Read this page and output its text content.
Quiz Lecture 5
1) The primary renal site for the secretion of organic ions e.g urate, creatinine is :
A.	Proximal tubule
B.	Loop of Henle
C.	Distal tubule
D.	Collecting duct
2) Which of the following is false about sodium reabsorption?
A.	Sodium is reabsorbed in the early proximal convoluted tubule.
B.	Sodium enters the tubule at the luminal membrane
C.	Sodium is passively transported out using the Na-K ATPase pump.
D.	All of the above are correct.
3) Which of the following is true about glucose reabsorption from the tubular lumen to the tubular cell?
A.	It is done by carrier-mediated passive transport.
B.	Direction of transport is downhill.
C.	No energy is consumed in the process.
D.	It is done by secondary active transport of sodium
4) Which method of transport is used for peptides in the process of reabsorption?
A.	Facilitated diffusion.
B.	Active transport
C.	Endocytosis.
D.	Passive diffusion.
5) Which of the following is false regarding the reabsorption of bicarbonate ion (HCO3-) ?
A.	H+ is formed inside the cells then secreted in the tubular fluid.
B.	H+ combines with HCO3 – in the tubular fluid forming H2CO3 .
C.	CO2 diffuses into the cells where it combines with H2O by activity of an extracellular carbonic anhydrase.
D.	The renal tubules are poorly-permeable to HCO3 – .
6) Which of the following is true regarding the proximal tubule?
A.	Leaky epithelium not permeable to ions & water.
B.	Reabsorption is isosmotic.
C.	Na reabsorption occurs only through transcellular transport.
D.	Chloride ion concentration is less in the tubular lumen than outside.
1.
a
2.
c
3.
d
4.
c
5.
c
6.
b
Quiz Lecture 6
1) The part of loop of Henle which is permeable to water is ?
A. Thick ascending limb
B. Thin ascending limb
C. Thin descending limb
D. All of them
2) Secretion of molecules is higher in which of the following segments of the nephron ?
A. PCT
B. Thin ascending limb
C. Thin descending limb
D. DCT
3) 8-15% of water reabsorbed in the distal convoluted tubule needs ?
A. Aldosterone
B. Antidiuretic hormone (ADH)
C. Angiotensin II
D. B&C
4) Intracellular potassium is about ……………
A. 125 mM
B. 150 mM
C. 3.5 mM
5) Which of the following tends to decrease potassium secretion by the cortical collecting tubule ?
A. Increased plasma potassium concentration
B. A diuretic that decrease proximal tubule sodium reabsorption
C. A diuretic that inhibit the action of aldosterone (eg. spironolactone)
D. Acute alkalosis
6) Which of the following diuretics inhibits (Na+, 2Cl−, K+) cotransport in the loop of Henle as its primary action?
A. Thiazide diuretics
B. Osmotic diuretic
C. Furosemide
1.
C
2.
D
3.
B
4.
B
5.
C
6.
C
==*==
EXERCISE DETAILS =
Would you output the full listing exactly as it stands?

RESPONSE BOX =
Read this page and output its text content.
Quiz Lecture 5
1) The primary renal site for the secretion of organic ions e.g urate, creatinine is :
A.	Proximal tubule
B.	Loop of Henle
C.	Distal tubule
D.	Collecting duct
2) Which of the following is false about sodium reabsorption?
A.	Sodium is reabsorbed in the early proximal convoluted tubule.
B.	Sodium enters the tubule at the luminal membrane
C.	Sodium is passively transported out using the Na-K ATPase pump.
D.	All of the above are correct.
3) Which of the following is true about glucose reabsorption from the tubular lumen to the tubular cell?
A.	It is done by carrier-mediated passive transport.
B.	Direction of transport is downhill.
C.	No energy is consumed in the process.
D.	It is done by secondary active transport of sodium
4) Which method of transport is used for peptides in the process of reabsorption?
A.	Facilitated diffusion.
B.	Active transport
C.	Endocytosis.
D.	Passive diffusion.
5) Which of the following is false regarding the reabsorption of bicarbonate ion (HCO3-) ?
A.	H+ is formed inside the cells then secreted in the tubular fluid.
B.	H+ combines with HCO3 – in the tubular fluid forming H2CO3 .
C.	CO2 diffuses into the cells where it combines with H2O by activity of an extracellular carbonic anhydrase.
D.	The renal tubules are poorly-permeable to HCO3 – .
6) Which of the following is true regarding the proximal tubule?
A.	Leaky epithelium not permeable to ions & water.
B.	Reabsorption is isosmotic.
C.	Na reabsorption occurs only through transcellular transport.
D.	Chloride ion concentration is less in the tubular lumen than outside.
1.
a
2.
c
3.
d
4.
c
5.
c
6.
b
Quiz Lecture 6
1) The part of loop of Henle which is permeable to water is ?
A. Thick ascending limb
B. Thin ascending limb
C. Thin descending limb
D. All of them
2) Secretion of molecules is higher in which of the following segments of the nephron ?
A. PCT
B. Thin ascending limb
C. Thin descending limb
D. DCT
3) 8-15% of water reabsorbed in the distal convoluted tubule needs ?
A. Aldosterone
B. Antidiuretic hormone (ADH)
C. Angiotensin II
D. B&C
4) Intracellular potassium is about ……………
A. 125 mM
B. 150 mM
C. 3.5 mM
5) Which of the following tends to decrease potassium secretion by the cortical collecting tubule ?
A. Increased plasma potassium concentration
B. A diuretic that decrease proximal tubule sodium reabsorption
C. A diuretic that inhibit the action of aldosterone (eg. spironolactone)
D. Acute alkalosis
6) Which of the following diuretics inhibits (Na+, 2Cl−, K+) cotransport in the loop of Henle as its primary action?
A. Thiazide diuretics
B. Osmotic diuretic
C. Furosemide
1.
C
2.
D
3.
B
4.
B
5.
C
6.
C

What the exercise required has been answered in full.